#### Vorgegebener Text
************

6. März 2015

EC-Kryptographie für den Privatmann?

Hintergrund von ECC-Verschlüsselung

Wir beschäftigen uns in diesem Artikel mit Elliptische Kurven Kryptographie, und keine Sorge es wird nicht zu mathematisch. Aber zunächst, warum benötigen wir überhaupt ECC (Elliptic Curve Cryptography)?

Nun, aufgrund von höherer Rechenleistung wird es im Bereich klassischer Kryptographie immer wichtiger lange RSA-Schlüssel zu benutzen, aber hierdurch wird die Performance (insbesondere auf mobilen Endgeräten) immer schlechter, sodass man nach Alternativen sucht. ECC ist hier eine Lösung, mit kürzeren Schlüsseln lässt sich ein vergleichbar hohes Sicherheitsniveau erreichen.

Zudem sind die mathematischen Probleme hinter ECC anders als hinter RSA. Dies bedeutet, ECC ist ein Ersatzverfahren für RSA, wenn dieses vielleicht in der Zukunft gebrochen oder zumindest nicht mehr schwierig genug ist. Für weitere Details verweisen wir auf die Wikipedia.

************

#### Datensätze
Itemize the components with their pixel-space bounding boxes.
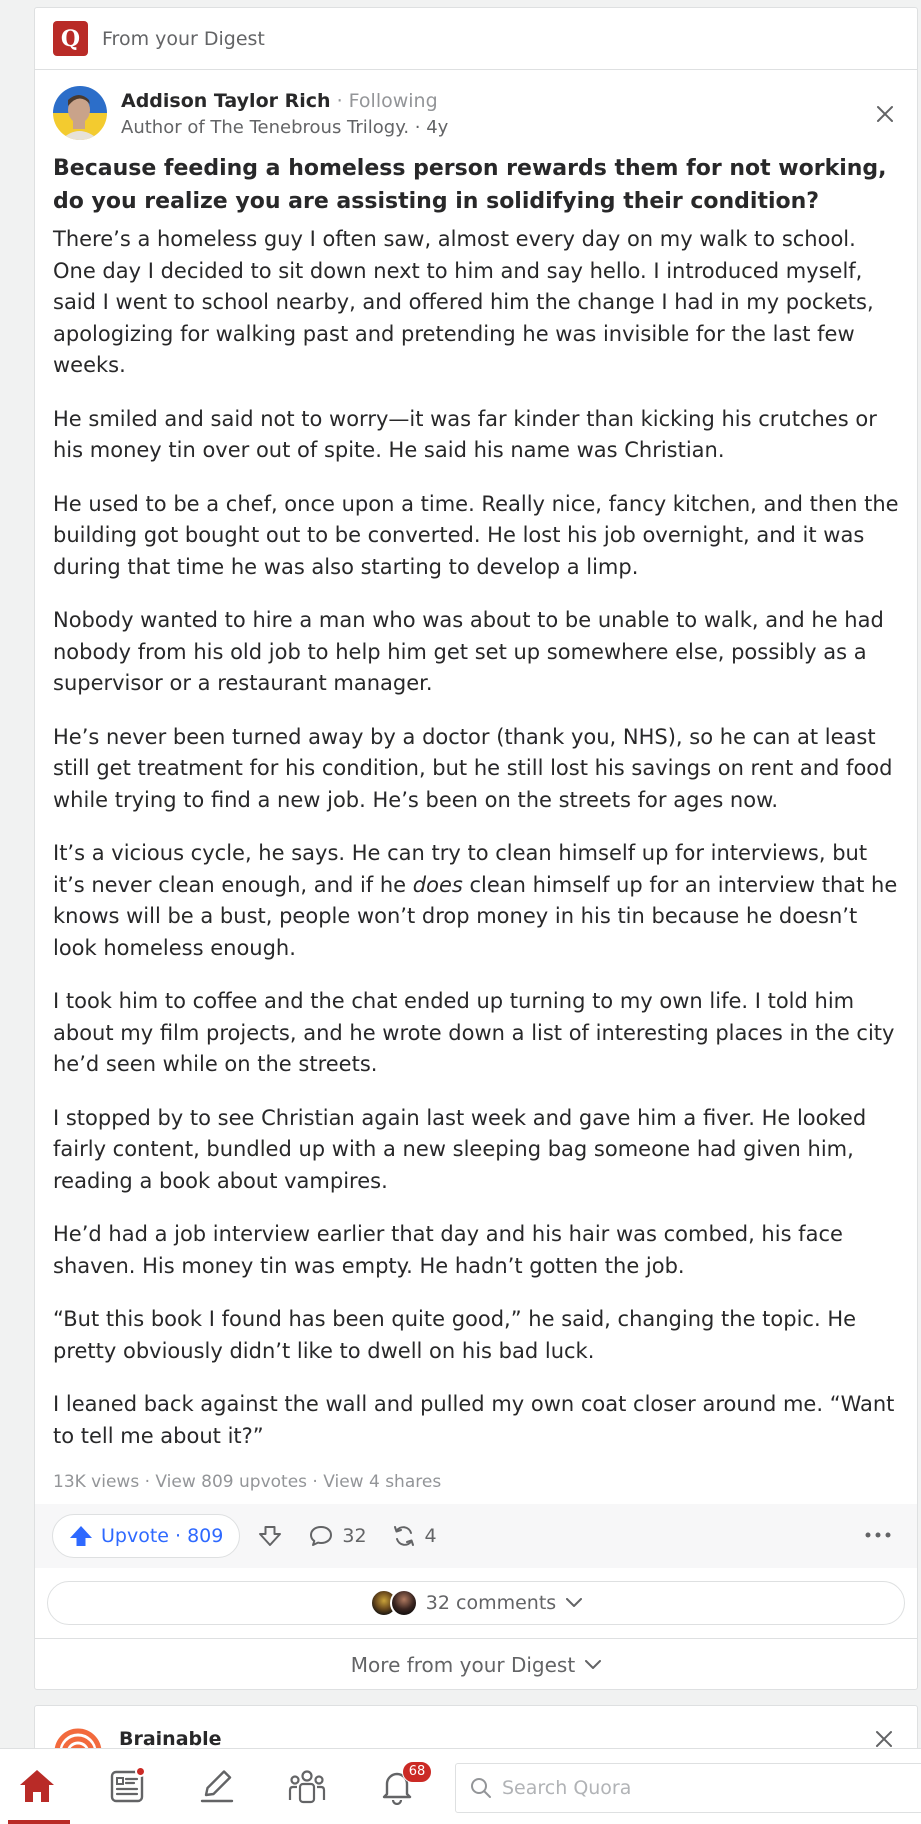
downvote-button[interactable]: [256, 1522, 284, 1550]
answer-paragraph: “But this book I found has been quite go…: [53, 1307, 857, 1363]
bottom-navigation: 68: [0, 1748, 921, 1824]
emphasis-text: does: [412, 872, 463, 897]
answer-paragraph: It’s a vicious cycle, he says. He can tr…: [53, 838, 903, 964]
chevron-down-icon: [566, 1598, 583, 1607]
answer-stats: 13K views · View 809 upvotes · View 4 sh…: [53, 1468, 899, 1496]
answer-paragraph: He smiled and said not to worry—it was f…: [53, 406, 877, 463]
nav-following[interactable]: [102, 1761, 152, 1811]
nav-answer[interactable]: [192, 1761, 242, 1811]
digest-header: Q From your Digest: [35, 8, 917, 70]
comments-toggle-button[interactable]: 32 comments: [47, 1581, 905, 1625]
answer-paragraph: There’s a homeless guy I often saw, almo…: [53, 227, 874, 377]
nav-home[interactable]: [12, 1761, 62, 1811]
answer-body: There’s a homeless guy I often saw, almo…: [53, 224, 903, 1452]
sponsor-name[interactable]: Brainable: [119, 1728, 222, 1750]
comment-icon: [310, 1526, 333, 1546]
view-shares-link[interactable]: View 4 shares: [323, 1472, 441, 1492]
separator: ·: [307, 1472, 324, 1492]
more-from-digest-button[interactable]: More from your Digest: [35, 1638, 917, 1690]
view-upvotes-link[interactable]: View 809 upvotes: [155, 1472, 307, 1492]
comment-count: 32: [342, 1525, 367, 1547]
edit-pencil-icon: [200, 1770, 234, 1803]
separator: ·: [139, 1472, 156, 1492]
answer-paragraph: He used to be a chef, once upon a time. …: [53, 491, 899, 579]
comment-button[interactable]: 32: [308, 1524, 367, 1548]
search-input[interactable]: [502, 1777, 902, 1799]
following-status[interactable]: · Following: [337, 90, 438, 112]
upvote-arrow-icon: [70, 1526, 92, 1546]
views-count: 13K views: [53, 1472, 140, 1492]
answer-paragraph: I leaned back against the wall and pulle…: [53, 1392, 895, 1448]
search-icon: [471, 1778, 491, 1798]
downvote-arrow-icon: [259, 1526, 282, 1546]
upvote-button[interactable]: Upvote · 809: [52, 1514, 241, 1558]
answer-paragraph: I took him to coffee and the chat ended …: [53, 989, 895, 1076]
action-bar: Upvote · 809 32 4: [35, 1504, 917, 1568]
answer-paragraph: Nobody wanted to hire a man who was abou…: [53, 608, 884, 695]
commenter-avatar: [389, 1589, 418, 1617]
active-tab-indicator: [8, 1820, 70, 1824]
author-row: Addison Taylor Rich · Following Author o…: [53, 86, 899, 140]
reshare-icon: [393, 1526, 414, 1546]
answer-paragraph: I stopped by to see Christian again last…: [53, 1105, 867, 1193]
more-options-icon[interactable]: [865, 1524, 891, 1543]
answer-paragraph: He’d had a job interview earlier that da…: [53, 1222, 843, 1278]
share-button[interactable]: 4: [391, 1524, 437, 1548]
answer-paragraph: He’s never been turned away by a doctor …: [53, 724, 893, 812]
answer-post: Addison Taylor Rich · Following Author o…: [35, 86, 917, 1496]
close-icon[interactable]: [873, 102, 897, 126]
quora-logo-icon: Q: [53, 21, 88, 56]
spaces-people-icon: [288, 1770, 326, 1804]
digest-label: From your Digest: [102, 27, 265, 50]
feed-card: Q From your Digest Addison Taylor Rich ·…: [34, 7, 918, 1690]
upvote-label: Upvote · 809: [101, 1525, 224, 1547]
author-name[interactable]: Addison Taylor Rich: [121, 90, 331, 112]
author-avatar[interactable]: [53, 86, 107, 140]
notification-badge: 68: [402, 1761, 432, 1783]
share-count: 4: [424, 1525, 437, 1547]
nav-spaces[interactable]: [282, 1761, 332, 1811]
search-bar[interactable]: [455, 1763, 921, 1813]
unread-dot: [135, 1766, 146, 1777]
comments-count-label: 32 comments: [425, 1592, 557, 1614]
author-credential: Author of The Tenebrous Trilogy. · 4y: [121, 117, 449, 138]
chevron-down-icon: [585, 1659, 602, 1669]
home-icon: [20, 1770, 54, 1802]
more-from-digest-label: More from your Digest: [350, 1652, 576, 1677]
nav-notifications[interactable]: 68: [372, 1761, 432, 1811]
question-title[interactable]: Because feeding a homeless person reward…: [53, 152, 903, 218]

************

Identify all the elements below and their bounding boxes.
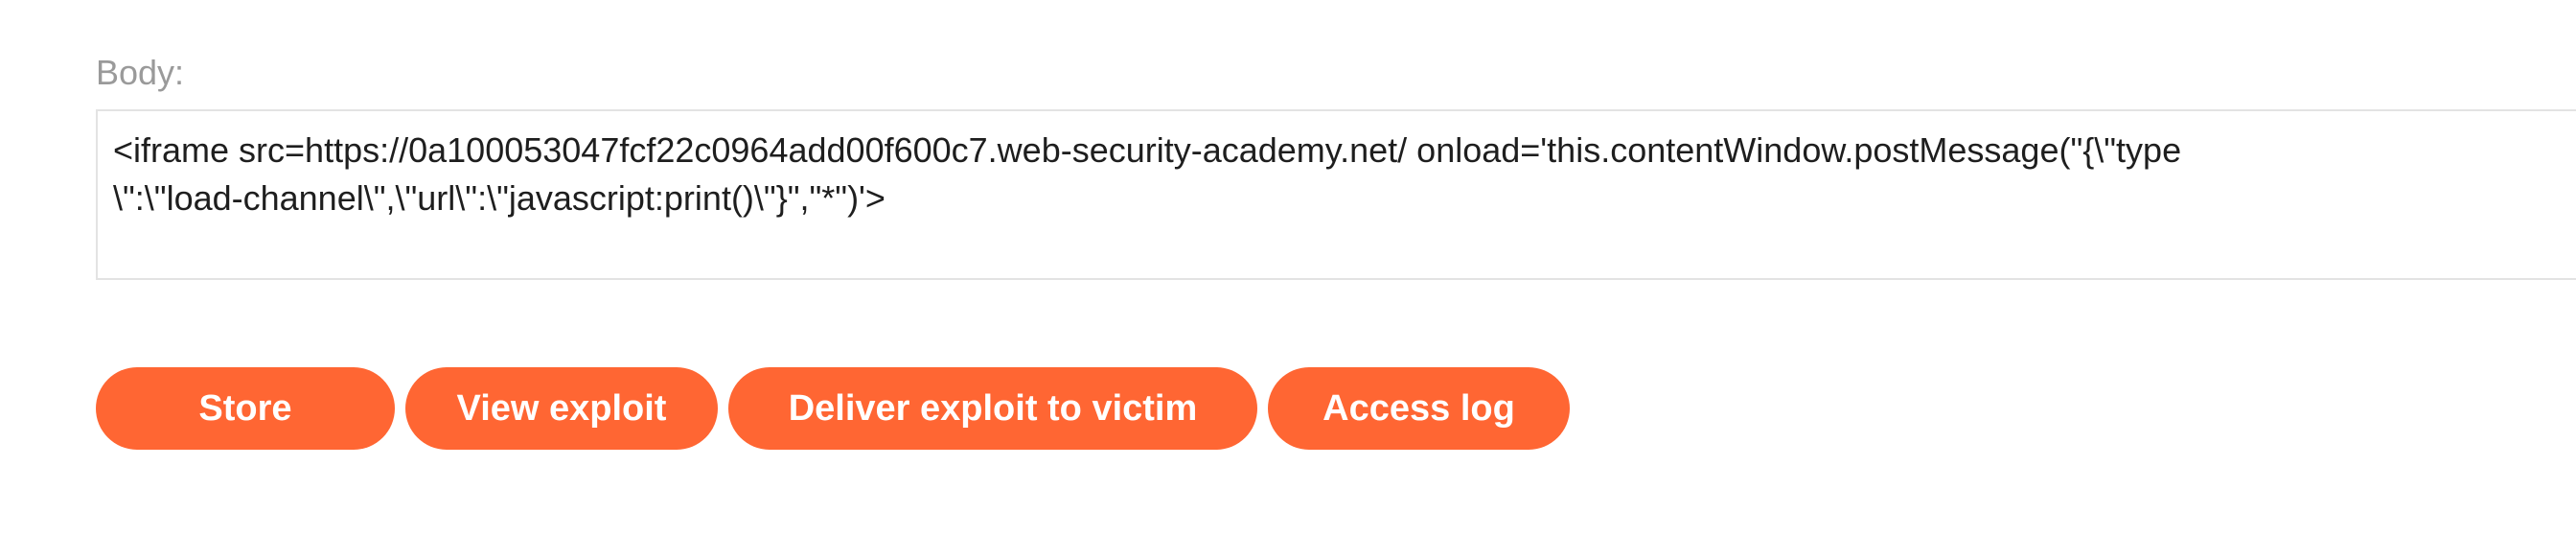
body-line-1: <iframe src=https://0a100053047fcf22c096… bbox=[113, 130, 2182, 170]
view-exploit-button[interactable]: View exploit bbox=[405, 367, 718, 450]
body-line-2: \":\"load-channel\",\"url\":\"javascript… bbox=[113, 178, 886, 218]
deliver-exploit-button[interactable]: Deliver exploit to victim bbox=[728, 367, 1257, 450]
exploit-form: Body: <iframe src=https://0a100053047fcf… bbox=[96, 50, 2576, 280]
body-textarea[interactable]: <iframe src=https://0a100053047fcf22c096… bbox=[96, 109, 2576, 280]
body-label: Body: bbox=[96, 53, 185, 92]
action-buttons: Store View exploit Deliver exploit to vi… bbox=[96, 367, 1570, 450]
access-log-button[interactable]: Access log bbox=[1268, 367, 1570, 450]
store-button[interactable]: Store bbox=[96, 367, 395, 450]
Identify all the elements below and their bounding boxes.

************

#### Aufgaben
(1) Was lässt sich laut dem Text über EC-Kryptographie mit ECC trotz kürzerer Schlüssel erreichen?
(2) Wandle in den Datensätzen die Zeilen von der Zeile mit „downvote-button[interactable]: [256, 1522, 284, 1550]“ bis zur Zeile mit „chevron-down-icon: [566, 1598, 583, 1607]“ in eine JSON-Liste von Zeichenketten um. Jede Zeile wird ein Eintrag, Leerzeilen fallen weg.
Der Text und die Datensätze hängen nicht miteinander zusammen.

#### Erwartete Ergebnisse
(1) Ein vergleichbar hohes Sicherheitsniveau.

(2)
[
  "downvote-button[interactable]: [256, 1522, 284, 1550]",
  "answer-paragraph: “But this book I found has been quite go…: [53, 1307, 857, 1363]",
  "bottom-navigation: 68: [0, 1748, 921, 1824]",
  "emphasis-text: does: [412, 872, 463, 897]",
  "answer-paragraph: It’s a vicious cycle, he says. He can tr…: [53, 838, 903, 964]",
  "chevron-down-icon: [566, 1598, 583, 1607]"
]